Scan the lines below for the string "cómo" and copy every one that has it.

DATA LINES.
- - -
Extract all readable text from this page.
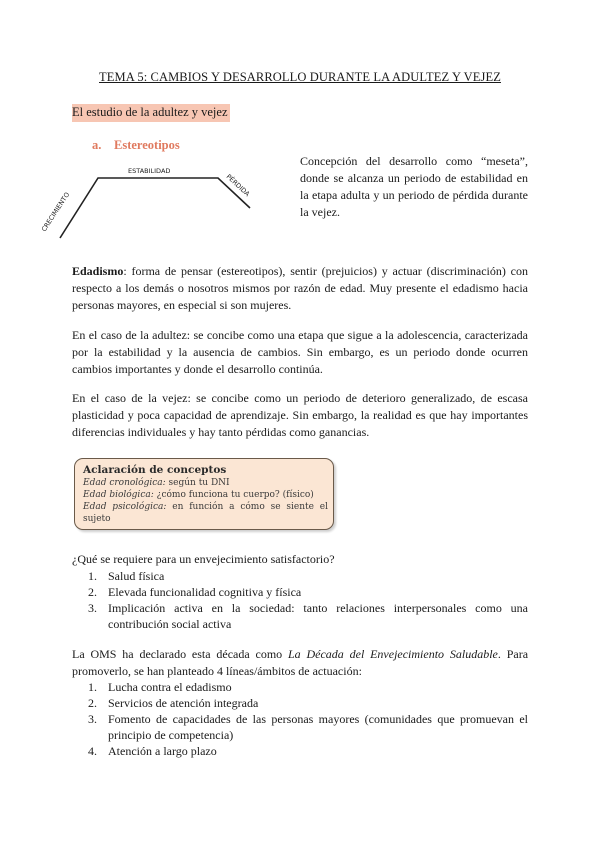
TEMA 5: CAMBIOS Y DESARROLLO DURANTE LA ADULTEZ Y VEJEZ
El estudio de la adultez y vejez
a. Estereotipos
CRECIMIENTO
ESTABILIDAD
PÉRDIDA
Concepción del desarrollo como “meseta”, donde se alcanza un periodo de estabilidad en la etapa adulta y un periodo de pérdida durante la vejez.
Edadismo: forma de pensar (estereotipos), sentir (prejuicios) y actuar (discriminación) con respecto a los demás o nosotros mismos por razón de edad. Muy presente el edadismo hacia personas mayores, en especial si son mujeres.
En el caso de la adultez: se concibe como una etapa que sigue a la adolescencia, caracterizada por la estabilidad y la ausencia de cambios. Sin embargo, es un periodo donde ocurren cambios importantes y donde el desarrollo continúa.
En el caso de la vejez: se concibe como un periodo de deterioro generalizado, de escasa plasticidad y poca capacidad de aprendizaje. Sin embargo, la realidad es que hay importantes diferencias individuales y hay tanto pérdidas como ganancias.
Aclaración de conceptos
Edad cronológica: según tu DNI
Edad biológica: ¿cómo funciona tu cuerpo? (físico)
Edad psicológica: en función a cómo se siente el sujeto
¿Qué se requiere para un envejecimiento satisfactorio?
1. Salud física
2. Elevada funcionalidad cognitiva y física
3. Implicación activa en la sociedad: tanto relaciones interpersonales como una contribución social activa
La OMS ha declarado esta década como La Década del Envejecimiento Saludable. Para promoverlo, se han planteado 4 líneas/ámbitos de actuación:
1. Lucha contra el edadismo
2. Servicios de atención integrada
3. Fomento de capacidades de las personas mayores (comunidades que promuevan el principio de competencia)
4. Atención a largo plazo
- - -
TASK RESULT.
Edad biológica: ¿cómo funciona tu cuerpo? (físico)
Edad psicológica: en función a cómo se siente el sujeto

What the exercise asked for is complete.